> [Problem to work on] Copy all the entries word for word, but omit the pictures.

Extracted records
============================================================

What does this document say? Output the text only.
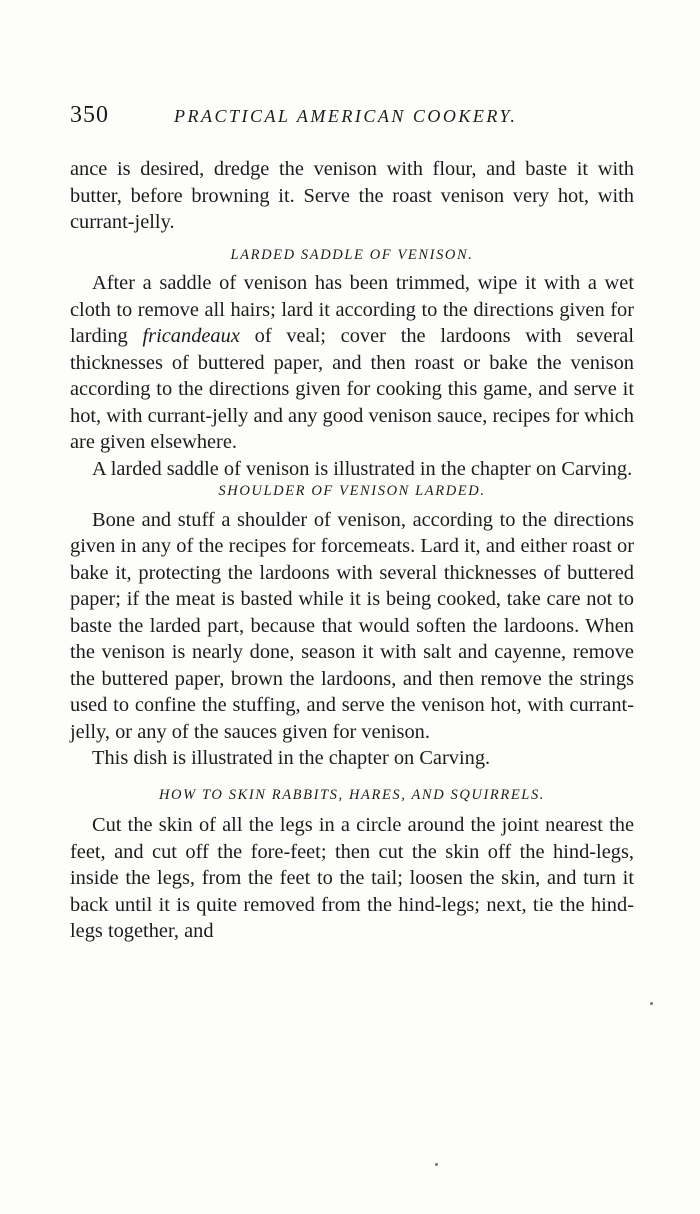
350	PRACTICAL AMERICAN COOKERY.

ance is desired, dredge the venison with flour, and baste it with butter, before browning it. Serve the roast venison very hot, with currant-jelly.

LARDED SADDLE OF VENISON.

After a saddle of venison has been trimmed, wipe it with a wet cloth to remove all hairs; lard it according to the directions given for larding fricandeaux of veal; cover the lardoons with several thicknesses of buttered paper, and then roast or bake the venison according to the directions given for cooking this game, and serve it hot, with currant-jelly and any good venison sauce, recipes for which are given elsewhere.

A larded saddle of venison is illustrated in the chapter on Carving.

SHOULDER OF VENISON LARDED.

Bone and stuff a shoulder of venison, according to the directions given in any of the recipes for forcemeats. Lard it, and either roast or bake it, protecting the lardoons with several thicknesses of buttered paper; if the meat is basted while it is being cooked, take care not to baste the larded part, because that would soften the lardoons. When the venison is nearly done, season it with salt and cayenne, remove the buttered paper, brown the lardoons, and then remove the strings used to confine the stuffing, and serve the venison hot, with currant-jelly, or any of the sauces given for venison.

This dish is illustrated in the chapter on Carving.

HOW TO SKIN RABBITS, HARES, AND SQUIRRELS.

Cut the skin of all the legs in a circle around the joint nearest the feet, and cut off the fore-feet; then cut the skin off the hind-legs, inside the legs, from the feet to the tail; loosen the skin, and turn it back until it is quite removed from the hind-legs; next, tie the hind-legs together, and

============================================================

> [Answer below]
What does this document say? Output the text only.
350	PRACTICAL AMERICAN COOKERY.

ance is desired, dredge the venison with flour, and baste it with butter, before browning it. Serve the roast venison very hot, with currant-jelly.

LARDED SADDLE OF VENISON.

After a saddle of venison has been trimmed, wipe it with a wet cloth to remove all hairs; lard it according to the directions given for larding fricandeaux of veal; cover the lardoons with several thicknesses of buttered paper, and then roast or bake the venison according to the directions given for cooking this game, and serve it hot, with currant-jelly and any good venison sauce, recipes for which are given elsewhere.

A larded saddle of venison is illustrated in the chapter on Carving.

SHOULDER OF VENISON LARDED.

Bone and stuff a shoulder of venison, according to the directions given in any of the recipes for forcemeats. Lard it, and either roast or bake it, protecting the lardoons with several thicknesses of buttered paper; if the meat is basted while it is being cooked, take care not to baste the larded part, because that would soften the lardoons. When the venison is nearly done, season it with salt and cayenne, remove the buttered paper, brown the lardoons, and then remove the strings used to confine the stuffing, and serve the venison hot, with currant-jelly, or any of the sauces given for venison.

This dish is illustrated in the chapter on Carving.

HOW TO SKIN RABBITS, HARES, AND SQUIRRELS.

Cut the skin of all the legs in a circle around the joint nearest the feet, and cut off the fore-feet; then cut the skin off the hind-legs, inside the legs, from the feet to the tail; loosen the skin, and turn it back until it is quite removed from the hind-legs; next, tie the hind-legs together, and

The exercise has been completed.